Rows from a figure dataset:
## Start

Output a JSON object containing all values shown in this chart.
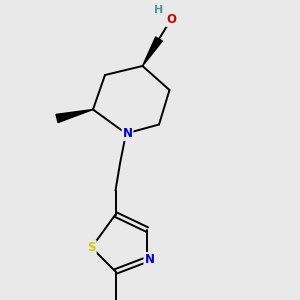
{
  "background_color": "#e9e9e9",
  "atom_colors": {
    "C": "#000000",
    "N": "#0000cc",
    "O": "#cc0000",
    "S": "#cccc00",
    "H_O": "#4d9999"
  },
  "figsize": [
    3.0,
    3.0
  ],
  "dpi": 100,
  "lw": 1.4,
  "fs": 8.5
}
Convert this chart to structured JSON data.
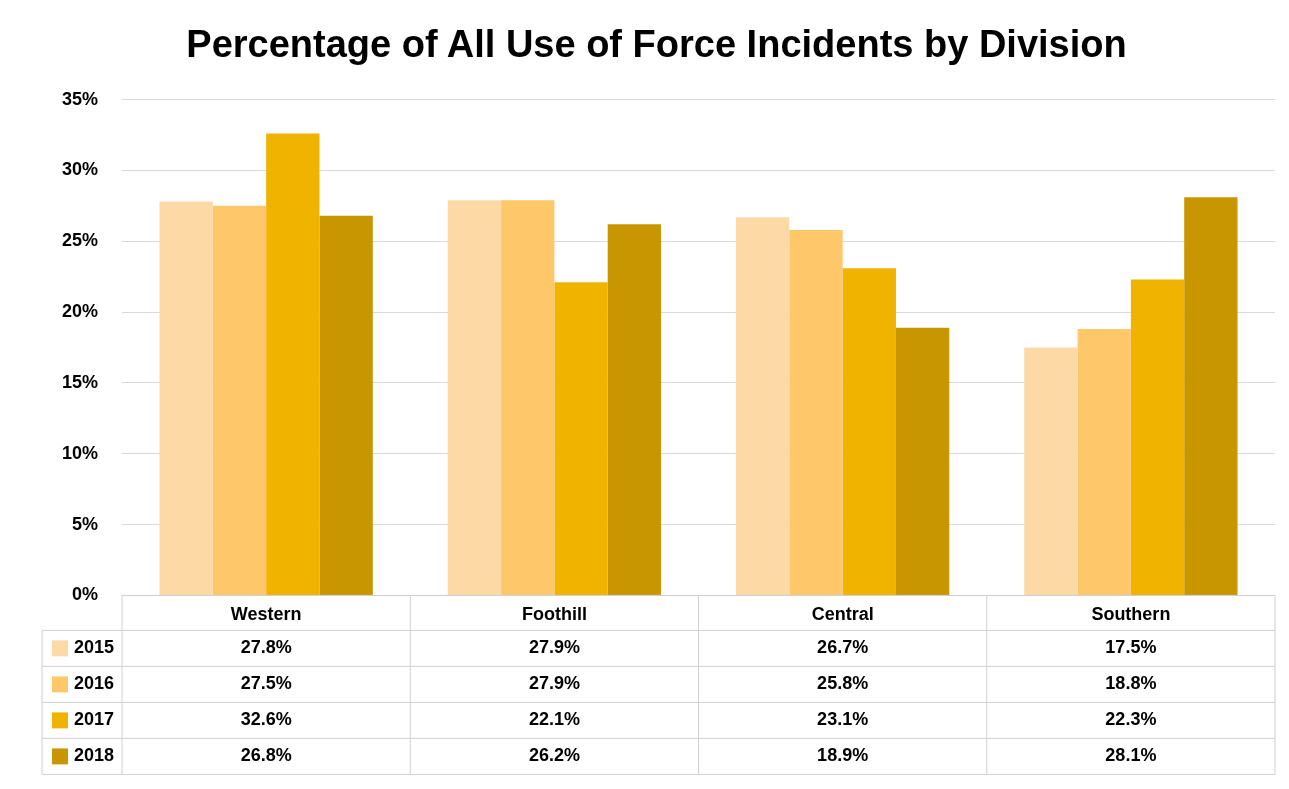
{
  "chart_data": {
    "type": "bar",
    "title": "Percentage of All Use of Force Incidents by Division",
    "categories": [
      "Western",
      "Foothill",
      "Central",
      "Southern"
    ],
    "series": [
      {
        "name": "2015",
        "color": "#fdd9a6",
        "values": [
          27.8,
          27.9,
          26.7,
          17.5
        ],
        "value_labels": [
          "27.8%",
          "27.9%",
          "26.7%",
          "17.5%"
        ]
      },
      {
        "name": "2016",
        "color": "#fec86a",
        "values": [
          27.5,
          27.9,
          25.8,
          18.8
        ],
        "value_labels": [
          "27.5%",
          "27.9%",
          "25.8%",
          "18.8%"
        ]
      },
      {
        "name": "2017",
        "color": "#f0b400",
        "values": [
          32.6,
          22.1,
          23.1,
          22.3
        ],
        "value_labels": [
          "32.6%",
          "22.1%",
          "23.1%",
          "22.3%"
        ]
      },
      {
        "name": "2018",
        "color": "#c89600",
        "values": [
          26.8,
          26.2,
          18.9,
          28.1
        ],
        "value_labels": [
          "26.8%",
          "26.2%",
          "18.9%",
          "28.1%"
        ]
      }
    ],
    "ylim": [
      0,
      35
    ],
    "yticks": [
      {
        "value": 0,
        "label": "0%"
      },
      {
        "value": 5,
        "label": "5%"
      },
      {
        "value": 10,
        "label": "10%"
      },
      {
        "value": 15,
        "label": "15%"
      },
      {
        "value": 20,
        "label": "20%"
      },
      {
        "value": 25,
        "label": "25%"
      },
      {
        "value": 30,
        "label": "30%"
      },
      {
        "value": 35,
        "label": "35%"
      }
    ],
    "grid": "y",
    "legend": "bottom"
  }
}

## End

Work to be completed
Gather every line from the listing above in which the word "name" appears.

Task result
        "name": "2015",
        "name": "2016",
        "name": "2017",
        "name": "2018",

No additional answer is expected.